Direction: Say how many lines contain the word "cambi" and give no other text.

>> Begin

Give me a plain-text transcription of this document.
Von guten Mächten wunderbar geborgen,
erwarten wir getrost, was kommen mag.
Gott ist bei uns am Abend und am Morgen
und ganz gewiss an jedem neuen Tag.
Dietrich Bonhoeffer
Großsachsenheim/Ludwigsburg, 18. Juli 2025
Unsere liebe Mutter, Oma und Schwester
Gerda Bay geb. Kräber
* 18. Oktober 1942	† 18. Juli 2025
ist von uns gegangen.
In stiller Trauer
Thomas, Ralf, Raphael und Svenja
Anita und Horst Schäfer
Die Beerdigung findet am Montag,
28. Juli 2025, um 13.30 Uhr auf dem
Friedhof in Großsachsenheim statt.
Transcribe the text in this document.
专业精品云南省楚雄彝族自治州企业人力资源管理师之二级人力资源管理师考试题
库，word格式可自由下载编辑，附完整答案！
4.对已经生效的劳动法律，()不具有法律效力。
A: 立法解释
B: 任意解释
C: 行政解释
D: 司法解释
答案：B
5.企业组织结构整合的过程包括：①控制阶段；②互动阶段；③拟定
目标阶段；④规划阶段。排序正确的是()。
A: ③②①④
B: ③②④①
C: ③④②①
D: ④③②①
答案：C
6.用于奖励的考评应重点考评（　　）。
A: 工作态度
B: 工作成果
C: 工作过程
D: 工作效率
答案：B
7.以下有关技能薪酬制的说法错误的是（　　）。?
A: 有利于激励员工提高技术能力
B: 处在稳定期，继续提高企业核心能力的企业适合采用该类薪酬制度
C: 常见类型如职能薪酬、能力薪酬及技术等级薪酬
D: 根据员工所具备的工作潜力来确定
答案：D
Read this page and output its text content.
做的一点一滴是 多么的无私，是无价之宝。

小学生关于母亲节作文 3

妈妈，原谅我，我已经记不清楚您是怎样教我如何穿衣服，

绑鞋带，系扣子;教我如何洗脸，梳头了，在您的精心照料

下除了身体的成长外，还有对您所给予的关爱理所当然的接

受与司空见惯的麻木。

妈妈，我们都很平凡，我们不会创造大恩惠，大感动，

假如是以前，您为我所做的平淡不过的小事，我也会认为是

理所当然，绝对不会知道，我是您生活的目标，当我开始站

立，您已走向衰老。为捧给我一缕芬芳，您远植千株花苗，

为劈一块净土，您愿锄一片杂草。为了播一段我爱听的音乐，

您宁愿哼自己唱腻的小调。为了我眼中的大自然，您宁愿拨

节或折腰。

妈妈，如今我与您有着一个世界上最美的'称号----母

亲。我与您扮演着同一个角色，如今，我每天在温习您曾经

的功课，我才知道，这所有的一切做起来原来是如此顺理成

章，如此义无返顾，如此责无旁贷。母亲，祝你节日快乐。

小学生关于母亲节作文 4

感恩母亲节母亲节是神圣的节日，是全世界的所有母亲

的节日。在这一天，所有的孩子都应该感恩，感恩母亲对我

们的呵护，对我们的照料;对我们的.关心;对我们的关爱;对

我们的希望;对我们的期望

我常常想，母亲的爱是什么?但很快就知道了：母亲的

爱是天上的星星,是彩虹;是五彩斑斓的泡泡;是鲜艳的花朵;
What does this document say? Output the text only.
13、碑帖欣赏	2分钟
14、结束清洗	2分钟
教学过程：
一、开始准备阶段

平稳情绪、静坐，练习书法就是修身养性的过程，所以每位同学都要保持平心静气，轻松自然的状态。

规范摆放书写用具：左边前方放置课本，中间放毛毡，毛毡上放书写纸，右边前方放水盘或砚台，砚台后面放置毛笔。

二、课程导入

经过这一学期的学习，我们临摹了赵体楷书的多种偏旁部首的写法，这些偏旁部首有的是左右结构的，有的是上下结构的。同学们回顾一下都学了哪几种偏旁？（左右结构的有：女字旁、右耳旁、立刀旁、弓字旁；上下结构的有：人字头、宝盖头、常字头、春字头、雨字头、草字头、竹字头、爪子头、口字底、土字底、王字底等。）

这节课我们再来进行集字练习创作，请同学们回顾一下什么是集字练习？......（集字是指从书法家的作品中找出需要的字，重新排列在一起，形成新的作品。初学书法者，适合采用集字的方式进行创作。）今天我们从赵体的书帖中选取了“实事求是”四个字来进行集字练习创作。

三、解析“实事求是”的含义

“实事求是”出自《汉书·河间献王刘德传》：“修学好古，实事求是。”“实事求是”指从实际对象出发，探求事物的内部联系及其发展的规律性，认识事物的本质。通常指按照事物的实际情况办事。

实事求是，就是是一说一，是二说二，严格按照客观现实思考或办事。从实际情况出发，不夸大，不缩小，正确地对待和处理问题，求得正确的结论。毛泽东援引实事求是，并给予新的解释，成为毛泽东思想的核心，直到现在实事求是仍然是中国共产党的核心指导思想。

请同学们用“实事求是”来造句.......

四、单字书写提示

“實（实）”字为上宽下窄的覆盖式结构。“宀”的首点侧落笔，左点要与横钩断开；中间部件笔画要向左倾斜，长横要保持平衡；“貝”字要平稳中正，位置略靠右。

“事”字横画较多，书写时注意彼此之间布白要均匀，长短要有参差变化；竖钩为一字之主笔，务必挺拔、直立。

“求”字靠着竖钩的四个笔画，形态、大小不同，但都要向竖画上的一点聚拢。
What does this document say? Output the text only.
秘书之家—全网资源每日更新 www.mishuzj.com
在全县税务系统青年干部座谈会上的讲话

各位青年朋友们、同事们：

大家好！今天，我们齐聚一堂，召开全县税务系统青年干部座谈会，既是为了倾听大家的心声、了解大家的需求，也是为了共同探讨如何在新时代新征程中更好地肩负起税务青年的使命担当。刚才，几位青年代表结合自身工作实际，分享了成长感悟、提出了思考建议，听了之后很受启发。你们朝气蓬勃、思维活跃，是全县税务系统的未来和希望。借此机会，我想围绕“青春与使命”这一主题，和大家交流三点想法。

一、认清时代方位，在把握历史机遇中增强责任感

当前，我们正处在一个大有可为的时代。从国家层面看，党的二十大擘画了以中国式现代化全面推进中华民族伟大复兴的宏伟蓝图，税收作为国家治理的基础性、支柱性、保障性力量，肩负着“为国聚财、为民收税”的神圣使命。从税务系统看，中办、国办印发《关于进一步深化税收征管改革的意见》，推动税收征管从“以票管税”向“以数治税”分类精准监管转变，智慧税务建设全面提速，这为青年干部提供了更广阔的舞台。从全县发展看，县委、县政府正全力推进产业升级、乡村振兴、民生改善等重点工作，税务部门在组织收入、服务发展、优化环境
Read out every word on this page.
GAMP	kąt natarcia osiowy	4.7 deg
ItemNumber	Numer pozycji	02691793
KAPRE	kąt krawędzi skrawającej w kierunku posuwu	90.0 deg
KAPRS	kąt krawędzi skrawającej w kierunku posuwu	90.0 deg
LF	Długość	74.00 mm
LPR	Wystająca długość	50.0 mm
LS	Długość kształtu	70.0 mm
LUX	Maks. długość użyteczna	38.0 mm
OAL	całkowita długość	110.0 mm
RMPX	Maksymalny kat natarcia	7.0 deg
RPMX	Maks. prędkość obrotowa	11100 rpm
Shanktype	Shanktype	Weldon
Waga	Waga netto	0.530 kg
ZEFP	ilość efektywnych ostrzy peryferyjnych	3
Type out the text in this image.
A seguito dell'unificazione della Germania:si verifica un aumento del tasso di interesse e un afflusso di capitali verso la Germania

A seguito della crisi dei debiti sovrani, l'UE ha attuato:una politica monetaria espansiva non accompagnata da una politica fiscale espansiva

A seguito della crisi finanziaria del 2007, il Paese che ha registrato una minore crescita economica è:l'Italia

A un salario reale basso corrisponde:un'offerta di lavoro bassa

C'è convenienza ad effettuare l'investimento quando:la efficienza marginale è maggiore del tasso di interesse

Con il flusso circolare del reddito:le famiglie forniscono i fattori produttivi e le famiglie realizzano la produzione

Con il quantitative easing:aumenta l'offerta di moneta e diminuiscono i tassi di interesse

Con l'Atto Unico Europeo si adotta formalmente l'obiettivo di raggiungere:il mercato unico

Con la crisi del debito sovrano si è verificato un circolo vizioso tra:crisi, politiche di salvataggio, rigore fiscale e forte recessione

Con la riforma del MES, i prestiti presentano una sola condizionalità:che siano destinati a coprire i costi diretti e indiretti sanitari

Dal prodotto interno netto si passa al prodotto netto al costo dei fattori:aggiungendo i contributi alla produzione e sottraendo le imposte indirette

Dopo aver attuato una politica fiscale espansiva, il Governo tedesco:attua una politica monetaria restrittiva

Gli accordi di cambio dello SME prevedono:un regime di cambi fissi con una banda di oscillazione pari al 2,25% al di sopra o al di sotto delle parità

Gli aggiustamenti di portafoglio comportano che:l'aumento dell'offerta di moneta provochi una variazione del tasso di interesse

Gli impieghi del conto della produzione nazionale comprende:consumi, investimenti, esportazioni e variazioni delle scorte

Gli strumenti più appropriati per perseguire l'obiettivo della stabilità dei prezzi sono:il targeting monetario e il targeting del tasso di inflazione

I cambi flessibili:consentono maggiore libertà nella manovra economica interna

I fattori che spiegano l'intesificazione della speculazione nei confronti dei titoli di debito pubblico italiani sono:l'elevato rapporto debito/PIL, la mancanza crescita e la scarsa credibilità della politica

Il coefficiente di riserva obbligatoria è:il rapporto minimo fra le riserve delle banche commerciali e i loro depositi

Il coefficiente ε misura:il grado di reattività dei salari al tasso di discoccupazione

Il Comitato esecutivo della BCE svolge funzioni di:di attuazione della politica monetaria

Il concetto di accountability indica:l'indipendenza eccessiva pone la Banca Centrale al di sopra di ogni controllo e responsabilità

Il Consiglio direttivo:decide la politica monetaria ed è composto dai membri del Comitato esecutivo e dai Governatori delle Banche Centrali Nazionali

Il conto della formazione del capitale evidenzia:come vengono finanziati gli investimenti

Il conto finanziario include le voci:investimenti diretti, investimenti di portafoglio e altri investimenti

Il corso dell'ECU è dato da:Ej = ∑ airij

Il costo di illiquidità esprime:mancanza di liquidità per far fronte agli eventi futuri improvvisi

>> End

Full response: 2